··· DATA EXCERPTS

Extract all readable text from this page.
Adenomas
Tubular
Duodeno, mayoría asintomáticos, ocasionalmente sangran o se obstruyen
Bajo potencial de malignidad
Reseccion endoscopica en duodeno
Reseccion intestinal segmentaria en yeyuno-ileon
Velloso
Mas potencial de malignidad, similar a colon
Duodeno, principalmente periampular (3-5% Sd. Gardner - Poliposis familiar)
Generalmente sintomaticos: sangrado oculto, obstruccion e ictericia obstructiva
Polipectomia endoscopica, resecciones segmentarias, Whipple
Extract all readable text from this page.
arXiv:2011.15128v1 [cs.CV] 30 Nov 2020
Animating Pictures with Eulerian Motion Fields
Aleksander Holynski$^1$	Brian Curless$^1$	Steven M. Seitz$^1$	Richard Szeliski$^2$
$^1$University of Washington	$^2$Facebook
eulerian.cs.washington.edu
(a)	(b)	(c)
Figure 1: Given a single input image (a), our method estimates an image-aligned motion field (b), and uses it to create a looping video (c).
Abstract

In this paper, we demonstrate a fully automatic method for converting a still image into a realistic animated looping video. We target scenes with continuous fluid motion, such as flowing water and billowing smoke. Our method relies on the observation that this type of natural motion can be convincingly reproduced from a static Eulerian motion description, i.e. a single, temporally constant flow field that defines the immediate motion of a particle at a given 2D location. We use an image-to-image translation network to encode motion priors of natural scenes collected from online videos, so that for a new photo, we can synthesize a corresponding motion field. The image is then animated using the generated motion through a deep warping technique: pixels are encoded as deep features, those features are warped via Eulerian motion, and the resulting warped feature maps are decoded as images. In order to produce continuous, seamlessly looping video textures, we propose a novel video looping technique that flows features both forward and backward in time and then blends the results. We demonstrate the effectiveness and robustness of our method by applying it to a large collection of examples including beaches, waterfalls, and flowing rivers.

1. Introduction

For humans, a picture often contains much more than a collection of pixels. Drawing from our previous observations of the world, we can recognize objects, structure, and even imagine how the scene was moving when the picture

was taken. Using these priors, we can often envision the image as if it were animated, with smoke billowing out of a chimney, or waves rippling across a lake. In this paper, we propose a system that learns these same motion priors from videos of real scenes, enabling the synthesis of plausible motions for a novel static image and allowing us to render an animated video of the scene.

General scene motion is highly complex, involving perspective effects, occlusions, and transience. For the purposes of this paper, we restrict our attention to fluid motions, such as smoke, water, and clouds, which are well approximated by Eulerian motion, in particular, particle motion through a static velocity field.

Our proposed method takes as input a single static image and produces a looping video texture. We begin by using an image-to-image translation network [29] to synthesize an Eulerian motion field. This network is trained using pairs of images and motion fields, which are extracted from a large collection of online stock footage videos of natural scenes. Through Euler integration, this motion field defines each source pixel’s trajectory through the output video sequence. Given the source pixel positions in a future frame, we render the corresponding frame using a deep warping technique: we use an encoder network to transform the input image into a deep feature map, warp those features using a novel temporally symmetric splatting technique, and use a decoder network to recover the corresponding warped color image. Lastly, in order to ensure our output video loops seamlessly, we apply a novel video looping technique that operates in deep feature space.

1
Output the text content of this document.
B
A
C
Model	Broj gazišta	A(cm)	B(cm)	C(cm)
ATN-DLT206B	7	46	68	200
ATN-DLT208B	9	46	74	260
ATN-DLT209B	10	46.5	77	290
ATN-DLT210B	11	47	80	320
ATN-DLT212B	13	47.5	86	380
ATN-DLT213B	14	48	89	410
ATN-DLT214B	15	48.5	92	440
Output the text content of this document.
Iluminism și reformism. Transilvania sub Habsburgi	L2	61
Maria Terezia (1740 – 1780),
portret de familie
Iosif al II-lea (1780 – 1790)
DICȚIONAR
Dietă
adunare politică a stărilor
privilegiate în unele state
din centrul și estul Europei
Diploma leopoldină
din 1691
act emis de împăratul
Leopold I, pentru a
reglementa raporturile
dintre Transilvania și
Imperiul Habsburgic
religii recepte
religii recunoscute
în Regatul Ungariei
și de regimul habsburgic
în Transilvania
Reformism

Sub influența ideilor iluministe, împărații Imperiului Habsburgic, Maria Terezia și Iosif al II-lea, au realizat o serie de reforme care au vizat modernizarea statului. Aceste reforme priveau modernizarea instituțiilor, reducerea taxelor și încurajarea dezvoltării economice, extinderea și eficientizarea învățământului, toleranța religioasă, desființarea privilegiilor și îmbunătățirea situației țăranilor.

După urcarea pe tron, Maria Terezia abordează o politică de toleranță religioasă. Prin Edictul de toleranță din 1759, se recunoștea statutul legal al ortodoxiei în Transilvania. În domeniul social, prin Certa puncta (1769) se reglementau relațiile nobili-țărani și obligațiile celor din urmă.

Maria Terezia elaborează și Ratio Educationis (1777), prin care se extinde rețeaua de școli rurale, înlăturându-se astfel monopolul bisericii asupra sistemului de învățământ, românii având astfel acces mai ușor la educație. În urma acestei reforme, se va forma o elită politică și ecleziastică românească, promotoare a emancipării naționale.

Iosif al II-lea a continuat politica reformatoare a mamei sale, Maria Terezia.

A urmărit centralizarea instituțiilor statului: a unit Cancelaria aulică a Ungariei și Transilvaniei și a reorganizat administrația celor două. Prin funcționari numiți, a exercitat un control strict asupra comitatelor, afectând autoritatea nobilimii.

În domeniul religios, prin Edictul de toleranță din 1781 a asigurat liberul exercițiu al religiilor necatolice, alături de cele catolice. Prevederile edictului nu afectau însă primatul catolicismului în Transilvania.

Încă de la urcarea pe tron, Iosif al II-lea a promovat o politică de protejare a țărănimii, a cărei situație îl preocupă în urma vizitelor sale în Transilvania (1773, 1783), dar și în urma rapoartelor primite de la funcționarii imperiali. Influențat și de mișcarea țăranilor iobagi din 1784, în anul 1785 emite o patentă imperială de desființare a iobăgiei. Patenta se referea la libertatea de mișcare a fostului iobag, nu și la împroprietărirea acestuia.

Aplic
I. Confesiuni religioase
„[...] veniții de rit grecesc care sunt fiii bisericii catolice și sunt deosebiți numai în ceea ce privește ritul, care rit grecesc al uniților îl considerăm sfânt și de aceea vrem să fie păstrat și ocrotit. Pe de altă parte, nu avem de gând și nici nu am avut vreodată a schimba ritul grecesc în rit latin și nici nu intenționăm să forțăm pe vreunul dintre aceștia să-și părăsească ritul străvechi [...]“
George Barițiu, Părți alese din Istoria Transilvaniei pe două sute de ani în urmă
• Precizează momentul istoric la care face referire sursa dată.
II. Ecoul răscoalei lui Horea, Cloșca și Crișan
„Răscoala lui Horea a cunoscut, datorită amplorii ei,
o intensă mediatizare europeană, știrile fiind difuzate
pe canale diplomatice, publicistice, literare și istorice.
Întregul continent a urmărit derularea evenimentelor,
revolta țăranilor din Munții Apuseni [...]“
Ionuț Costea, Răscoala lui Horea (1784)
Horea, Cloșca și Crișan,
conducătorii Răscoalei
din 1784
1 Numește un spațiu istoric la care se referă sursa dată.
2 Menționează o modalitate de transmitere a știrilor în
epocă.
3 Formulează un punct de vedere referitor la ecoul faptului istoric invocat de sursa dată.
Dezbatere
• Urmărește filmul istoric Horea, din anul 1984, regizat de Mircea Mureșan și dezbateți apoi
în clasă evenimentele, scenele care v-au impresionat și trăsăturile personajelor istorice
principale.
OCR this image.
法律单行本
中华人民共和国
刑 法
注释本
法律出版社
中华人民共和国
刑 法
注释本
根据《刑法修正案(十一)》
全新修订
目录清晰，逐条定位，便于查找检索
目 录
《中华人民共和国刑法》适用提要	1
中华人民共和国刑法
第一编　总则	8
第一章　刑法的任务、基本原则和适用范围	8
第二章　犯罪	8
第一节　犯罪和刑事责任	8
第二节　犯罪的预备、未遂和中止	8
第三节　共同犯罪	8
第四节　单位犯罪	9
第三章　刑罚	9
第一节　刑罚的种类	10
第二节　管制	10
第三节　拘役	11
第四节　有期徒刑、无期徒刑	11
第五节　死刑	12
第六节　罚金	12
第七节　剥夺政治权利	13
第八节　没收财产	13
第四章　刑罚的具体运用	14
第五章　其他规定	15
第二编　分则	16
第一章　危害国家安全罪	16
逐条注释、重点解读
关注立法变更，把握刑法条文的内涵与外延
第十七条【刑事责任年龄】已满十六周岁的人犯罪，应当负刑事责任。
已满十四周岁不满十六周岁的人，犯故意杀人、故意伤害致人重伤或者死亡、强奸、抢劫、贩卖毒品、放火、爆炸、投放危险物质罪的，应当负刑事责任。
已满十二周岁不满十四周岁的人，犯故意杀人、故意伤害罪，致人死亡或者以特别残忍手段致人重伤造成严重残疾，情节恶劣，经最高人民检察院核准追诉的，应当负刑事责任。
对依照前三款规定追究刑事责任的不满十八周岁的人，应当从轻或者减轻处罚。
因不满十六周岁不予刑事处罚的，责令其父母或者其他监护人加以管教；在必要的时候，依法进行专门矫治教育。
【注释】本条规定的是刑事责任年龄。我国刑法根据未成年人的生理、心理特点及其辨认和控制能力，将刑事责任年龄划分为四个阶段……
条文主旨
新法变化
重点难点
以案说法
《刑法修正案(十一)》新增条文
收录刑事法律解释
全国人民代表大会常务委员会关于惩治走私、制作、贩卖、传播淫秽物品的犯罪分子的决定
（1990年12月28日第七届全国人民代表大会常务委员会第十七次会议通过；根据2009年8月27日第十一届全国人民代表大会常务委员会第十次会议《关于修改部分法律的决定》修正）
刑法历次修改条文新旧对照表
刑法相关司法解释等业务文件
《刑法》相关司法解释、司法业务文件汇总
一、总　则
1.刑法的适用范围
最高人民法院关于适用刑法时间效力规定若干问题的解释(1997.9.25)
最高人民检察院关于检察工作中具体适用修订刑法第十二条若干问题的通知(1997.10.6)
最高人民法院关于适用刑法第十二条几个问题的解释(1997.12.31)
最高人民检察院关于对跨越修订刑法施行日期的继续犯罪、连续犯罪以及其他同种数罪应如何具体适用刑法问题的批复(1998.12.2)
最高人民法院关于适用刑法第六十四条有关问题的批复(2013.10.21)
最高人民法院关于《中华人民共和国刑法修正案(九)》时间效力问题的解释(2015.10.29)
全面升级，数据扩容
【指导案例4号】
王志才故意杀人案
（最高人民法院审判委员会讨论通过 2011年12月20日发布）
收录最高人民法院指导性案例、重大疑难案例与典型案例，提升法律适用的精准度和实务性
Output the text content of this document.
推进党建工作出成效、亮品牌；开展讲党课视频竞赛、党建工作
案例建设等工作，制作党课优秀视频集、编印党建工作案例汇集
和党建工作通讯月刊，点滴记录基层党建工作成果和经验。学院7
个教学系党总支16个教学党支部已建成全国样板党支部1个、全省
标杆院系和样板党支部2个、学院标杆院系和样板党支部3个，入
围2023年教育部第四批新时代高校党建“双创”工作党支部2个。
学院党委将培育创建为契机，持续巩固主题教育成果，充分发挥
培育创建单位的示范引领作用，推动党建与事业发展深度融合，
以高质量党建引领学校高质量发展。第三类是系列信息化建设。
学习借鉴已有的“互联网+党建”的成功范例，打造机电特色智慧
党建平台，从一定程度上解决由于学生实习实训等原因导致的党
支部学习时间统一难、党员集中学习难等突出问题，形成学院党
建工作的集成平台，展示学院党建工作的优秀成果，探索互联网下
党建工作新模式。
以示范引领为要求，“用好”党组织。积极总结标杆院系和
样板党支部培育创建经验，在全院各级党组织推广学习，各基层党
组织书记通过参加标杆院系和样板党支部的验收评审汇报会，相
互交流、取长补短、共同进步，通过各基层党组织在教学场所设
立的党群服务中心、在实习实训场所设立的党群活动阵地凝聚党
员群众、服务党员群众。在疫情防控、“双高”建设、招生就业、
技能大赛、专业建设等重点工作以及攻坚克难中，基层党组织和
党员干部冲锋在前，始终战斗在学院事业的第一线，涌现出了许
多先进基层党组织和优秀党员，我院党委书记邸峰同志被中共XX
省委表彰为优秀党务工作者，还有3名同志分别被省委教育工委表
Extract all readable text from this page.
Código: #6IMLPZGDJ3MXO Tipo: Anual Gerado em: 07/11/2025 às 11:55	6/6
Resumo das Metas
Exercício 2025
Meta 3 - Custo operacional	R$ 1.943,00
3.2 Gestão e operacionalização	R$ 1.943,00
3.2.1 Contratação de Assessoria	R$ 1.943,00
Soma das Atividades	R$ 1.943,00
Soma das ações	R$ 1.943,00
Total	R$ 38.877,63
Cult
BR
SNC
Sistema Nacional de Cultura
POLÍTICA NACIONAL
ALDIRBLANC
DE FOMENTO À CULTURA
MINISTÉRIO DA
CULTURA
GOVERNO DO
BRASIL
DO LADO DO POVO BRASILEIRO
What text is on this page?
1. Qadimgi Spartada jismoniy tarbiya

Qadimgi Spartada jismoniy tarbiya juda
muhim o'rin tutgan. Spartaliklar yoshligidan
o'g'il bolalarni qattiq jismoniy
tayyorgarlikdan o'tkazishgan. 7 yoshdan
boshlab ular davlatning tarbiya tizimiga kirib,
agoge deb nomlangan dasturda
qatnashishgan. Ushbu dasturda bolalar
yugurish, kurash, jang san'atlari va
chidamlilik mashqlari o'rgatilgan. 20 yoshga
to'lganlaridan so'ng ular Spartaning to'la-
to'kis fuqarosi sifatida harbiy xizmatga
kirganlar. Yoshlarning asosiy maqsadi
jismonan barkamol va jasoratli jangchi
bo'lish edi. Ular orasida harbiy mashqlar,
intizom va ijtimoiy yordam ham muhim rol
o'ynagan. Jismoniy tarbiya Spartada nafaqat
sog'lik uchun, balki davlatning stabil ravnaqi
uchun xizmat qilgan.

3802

······

Each line that has the word "应当负刑事责任" should be copied.

PROBLEM SOLUTION:
第十七条【刑事责任年龄】已满十六周岁的人犯罪，应当负刑事责任。
已满十四周岁不满十六周岁的人，犯故意杀人、故意伤害致人重伤或者死亡、强奸、抢劫、贩卖毒品、放火、爆炸、投放危险物质罪的，应当负刑事责任。
已满十二周岁不满十四周岁的人，犯故意杀人、故意伤害罪，致人死亡或者以特别残忍手段致人重伤造成严重残疾，情节恶劣，经最高人民检察院核准追诉的，应当负刑事责任。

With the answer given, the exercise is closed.